→ **THE REQUEST**: Edit the material below by changing every "data-point-triangle" to "marker-triangle", and return all the lines with nothing else altered.

[Box coordinate listings]
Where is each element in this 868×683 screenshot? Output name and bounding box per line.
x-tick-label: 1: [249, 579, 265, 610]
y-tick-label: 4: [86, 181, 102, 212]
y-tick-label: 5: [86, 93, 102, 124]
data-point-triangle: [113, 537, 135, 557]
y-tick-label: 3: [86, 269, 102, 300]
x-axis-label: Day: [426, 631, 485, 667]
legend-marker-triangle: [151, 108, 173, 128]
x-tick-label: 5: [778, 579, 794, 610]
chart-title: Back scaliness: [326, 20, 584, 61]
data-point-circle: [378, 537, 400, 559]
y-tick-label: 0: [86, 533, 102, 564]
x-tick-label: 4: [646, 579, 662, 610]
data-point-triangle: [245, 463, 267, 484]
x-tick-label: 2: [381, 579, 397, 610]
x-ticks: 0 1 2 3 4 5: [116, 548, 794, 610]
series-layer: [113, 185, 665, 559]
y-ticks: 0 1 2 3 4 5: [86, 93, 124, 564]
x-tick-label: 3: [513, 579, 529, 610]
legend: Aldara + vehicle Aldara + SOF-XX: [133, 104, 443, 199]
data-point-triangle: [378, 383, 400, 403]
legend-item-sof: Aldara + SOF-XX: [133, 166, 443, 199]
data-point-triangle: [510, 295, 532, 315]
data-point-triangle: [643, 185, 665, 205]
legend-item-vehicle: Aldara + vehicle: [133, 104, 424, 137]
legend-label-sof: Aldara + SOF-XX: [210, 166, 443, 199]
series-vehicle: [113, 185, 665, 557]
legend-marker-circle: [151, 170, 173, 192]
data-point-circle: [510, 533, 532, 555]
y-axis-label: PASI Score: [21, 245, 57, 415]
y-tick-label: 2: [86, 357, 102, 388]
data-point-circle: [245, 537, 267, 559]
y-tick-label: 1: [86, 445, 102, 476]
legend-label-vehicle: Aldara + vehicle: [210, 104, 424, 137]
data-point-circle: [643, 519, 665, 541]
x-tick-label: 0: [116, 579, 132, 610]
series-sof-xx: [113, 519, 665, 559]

→ **RESULT OF THIS TASK**:
Where is each element in this 868×683 screenshot? Output name and bounding box per line.
x-tick-label: 1: [249, 579, 265, 610]
y-tick-label: 4: [86, 181, 102, 212]
y-tick-label: 5: [86, 93, 102, 124]
marker-triangle: [113, 537, 135, 557]
y-tick-label: 3: [86, 269, 102, 300]
x-axis-label: Day: [426, 631, 485, 667]
legend-marker-triangle: [151, 108, 173, 128]
x-tick-label: 5: [778, 579, 794, 610]
chart-title: Back scaliness: [326, 20, 584, 61]
data-point-circle: [378, 537, 400, 559]
y-tick-label: 0: [86, 533, 102, 564]
x-tick-label: 4: [646, 579, 662, 610]
marker-triangle: [245, 463, 267, 484]
x-tick-label: 2: [381, 579, 397, 610]
x-ticks: 0 1 2 3 4 5: [116, 548, 794, 610]
series-layer: [113, 185, 665, 559]
y-ticks: 0 1 2 3 4 5: [86, 93, 124, 564]
x-tick-label: 3: [513, 579, 529, 610]
legend: Aldara + vehicle Aldara + SOF-XX: [133, 104, 443, 199]
marker-triangle: [378, 383, 400, 403]
legend-item-sof: Aldara + SOF-XX: [133, 166, 443, 199]
marker-triangle: [510, 295, 532, 315]
marker-triangle: [643, 185, 665, 205]
legend-item-vehicle: Aldara + vehicle: [133, 104, 424, 137]
legend-label-sof: Aldara + SOF-XX: [210, 166, 443, 199]
series-vehicle: [113, 185, 665, 557]
legend-marker-circle: [151, 170, 173, 192]
data-point-circle: [510, 533, 532, 555]
y-axis-label: PASI Score: [21, 245, 57, 415]
y-tick-label: 2: [86, 357, 102, 388]
data-point-circle: [245, 537, 267, 559]
y-tick-label: 1: [86, 445, 102, 476]
legend-label-vehicle: Aldara + vehicle: [210, 104, 424, 137]
data-point-circle: [643, 519, 665, 541]
x-tick-label: 0: [116, 579, 132, 610]
series-sof-xx: [113, 519, 665, 559]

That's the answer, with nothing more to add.